_Requirement_. Starting at the line that contains "Read out every word on this page.", copy each line through the final one exactly as written.

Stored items
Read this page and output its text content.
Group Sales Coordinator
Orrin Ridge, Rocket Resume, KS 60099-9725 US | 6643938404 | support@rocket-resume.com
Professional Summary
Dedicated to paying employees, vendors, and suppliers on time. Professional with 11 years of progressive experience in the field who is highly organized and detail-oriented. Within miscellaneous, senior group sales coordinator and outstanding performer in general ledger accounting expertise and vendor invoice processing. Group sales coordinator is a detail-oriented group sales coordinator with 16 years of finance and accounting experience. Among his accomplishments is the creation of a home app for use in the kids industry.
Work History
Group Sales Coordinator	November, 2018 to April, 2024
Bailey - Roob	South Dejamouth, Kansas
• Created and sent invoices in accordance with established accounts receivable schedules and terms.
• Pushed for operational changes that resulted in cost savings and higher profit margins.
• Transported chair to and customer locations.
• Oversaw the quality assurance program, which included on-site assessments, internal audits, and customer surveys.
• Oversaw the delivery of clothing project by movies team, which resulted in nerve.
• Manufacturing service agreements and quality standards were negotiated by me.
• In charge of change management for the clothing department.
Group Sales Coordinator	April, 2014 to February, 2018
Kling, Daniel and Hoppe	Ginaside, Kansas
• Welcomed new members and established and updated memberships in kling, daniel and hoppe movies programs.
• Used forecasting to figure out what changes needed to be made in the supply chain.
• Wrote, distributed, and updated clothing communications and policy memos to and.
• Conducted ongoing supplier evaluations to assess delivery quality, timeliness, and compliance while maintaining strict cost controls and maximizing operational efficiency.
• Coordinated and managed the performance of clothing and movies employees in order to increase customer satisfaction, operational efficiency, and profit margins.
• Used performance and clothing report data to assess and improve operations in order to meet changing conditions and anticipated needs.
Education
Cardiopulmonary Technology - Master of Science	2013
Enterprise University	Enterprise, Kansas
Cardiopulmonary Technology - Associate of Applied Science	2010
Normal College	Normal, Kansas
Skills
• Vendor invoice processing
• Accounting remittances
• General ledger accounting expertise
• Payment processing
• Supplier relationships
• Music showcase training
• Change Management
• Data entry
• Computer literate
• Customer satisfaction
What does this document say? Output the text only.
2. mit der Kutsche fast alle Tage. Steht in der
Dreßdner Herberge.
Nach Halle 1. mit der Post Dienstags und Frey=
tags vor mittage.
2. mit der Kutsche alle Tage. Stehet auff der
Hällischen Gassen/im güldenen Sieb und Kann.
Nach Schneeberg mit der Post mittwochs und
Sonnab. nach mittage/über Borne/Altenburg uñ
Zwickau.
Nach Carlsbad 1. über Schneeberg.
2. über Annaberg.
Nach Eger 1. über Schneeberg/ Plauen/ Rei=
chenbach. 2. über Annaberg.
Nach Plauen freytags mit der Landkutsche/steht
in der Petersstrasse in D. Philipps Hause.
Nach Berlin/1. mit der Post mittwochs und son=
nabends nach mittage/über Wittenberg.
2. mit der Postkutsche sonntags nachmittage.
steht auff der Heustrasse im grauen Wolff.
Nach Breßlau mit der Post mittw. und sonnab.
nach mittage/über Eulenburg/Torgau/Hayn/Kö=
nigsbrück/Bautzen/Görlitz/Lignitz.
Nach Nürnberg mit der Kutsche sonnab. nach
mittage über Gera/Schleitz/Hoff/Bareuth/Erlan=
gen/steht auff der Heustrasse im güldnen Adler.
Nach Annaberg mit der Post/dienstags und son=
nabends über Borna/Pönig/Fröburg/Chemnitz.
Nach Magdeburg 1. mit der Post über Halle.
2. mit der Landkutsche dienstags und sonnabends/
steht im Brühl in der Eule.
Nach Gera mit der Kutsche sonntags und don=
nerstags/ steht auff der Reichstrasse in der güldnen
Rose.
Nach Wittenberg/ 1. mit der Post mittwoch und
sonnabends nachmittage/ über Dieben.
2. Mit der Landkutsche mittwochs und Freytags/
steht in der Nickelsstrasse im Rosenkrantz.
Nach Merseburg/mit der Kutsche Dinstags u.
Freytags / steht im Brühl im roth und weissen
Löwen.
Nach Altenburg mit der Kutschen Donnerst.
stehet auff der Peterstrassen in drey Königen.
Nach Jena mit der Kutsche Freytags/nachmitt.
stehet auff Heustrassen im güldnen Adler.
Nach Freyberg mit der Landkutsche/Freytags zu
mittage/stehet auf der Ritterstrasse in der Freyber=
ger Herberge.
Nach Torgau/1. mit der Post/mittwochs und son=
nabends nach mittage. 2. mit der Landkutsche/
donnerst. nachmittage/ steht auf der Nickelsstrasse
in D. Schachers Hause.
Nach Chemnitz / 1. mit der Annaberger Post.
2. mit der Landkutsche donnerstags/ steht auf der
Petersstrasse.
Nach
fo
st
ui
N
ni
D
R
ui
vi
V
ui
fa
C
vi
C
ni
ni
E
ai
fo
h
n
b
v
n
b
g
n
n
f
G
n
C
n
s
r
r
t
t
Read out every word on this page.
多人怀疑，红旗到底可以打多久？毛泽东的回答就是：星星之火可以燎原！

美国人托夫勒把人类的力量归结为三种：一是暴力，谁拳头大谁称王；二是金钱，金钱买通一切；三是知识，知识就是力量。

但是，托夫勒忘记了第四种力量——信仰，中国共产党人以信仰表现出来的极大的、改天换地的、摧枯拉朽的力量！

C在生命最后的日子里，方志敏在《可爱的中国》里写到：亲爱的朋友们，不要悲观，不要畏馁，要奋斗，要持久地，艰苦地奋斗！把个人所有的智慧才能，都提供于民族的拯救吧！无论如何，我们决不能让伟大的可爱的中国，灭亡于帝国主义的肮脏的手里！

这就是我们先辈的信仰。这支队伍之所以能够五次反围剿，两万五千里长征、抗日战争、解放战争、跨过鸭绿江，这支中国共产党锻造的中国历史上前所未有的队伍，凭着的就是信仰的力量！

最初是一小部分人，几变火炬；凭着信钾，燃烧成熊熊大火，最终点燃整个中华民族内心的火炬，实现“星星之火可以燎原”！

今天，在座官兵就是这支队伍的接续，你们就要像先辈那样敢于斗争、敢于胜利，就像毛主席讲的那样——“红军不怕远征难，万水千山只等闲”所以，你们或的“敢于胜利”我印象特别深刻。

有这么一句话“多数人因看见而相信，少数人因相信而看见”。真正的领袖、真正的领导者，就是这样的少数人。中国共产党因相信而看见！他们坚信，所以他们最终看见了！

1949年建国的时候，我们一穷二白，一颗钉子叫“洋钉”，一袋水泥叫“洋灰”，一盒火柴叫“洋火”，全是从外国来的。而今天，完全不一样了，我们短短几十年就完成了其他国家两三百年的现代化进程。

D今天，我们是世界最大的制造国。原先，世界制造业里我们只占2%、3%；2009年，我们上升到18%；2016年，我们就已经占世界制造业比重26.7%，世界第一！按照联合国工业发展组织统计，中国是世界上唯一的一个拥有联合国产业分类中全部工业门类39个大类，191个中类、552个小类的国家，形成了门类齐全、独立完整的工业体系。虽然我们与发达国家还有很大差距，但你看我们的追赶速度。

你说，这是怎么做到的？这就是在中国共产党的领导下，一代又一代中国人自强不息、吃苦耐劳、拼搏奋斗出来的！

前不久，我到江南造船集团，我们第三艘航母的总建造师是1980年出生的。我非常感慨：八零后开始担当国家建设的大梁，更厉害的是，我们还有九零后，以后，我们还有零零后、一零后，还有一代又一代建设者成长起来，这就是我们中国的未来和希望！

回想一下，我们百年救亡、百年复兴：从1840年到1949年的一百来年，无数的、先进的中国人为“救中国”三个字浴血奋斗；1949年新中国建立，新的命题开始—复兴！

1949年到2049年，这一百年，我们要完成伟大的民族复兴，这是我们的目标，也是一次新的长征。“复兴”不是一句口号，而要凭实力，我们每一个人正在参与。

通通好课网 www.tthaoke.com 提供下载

_Task result_.
Read out every word on this page.
多人怀疑，红旗到底可以打多久？毛泽东的回答就是：星星之火可以燎原！

美国人托夫勒把人类的力量归结为三种：一是暴力，谁拳头大谁称王；二是金钱，金钱买通一切；三是知识，知识就是力量。

但是，托夫勒忘记了第四种力量——信仰，中国共产党人以信仰表现出来的极大的、改天换地的、摧枯拉朽的力量！

C在生命最后的日子里，方志敏在《可爱的中国》里写到：亲爱的朋友们，不要悲观，不要畏馁，要奋斗，要持久地，艰苦地奋斗！把个人所有的智慧才能，都提供于民族的拯救吧！无论如何，我们决不能让伟大的可爱的中国，灭亡于帝国主义的肮脏的手里！

这就是我们先辈的信仰。这支队伍之所以能够五次反围剿，两万五千里长征、抗日战争、解放战争、跨过鸭绿江，这支中国共产党锻造的中国历史上前所未有的队伍，凭着的就是信仰的力量！

最初是一小部分人，几变火炬；凭着信钾，燃烧成熊熊大火，最终点燃整个中华民族内心的火炬，实现“星星之火可以燎原”！

今天，在座官兵就是这支队伍的接续，你们就要像先辈那样敢于斗争、敢于胜利，就像毛主席讲的那样——“红军不怕远征难，万水千山只等闲”所以，你们或的“敢于胜利”我印象特别深刻。

有这么一句话“多数人因看见而相信，少数人因相信而看见”。真正的领袖、真正的领导者，就是这样的少数人。中国共产党因相信而看见！他们坚信，所以他们最终看见了！

1949年建国的时候，我们一穷二白，一颗钉子叫“洋钉”，一袋水泥叫“洋灰”，一盒火柴叫“洋火”，全是从外国来的。而今天，完全不一样了，我们短短几十年就完成了其他国家两三百年的现代化进程。

D今天，我们是世界最大的制造国。原先，世界制造业里我们只占2%、3%；2009年，我们上升到18%；2016年，我们就已经占世界制造业比重26.7%，世界第一！按照联合国工业发展组织统计，中国是世界上唯一的一个拥有联合国产业分类中全部工业门类39个大类，191个中类、552个小类的国家，形成了门类齐全、独立完整的工业体系。虽然我们与发达国家还有很大差距，但你看我们的追赶速度。

你说，这是怎么做到的？这就是在中国共产党的领导下，一代又一代中国人自强不息、吃苦耐劳、拼搏奋斗出来的！

前不久，我到江南造船集团，我们第三艘航母的总建造师是1980年出生的。我非常感慨：八零后开始担当国家建设的大梁，更厉害的是，我们还有九零后，以后，我们还有零零后、一零后，还有一代又一代建设者成长起来，这就是我们中国的未来和希望！

回想一下，我们百年救亡、百年复兴：从1840年到1949年的一百来年，无数的、先进的中国人为“救中国”三个字浴血奋斗；1949年新中国建立，新的命题开始—复兴！

1949年到2049年，这一百年，我们要完成伟大的民族复兴，这是我们的目标，也是一次新的长征。“复兴”不是一句口号，而要凭实力，我们每一个人正在参与。

通通好课网 www.tthaoke.com 提供下载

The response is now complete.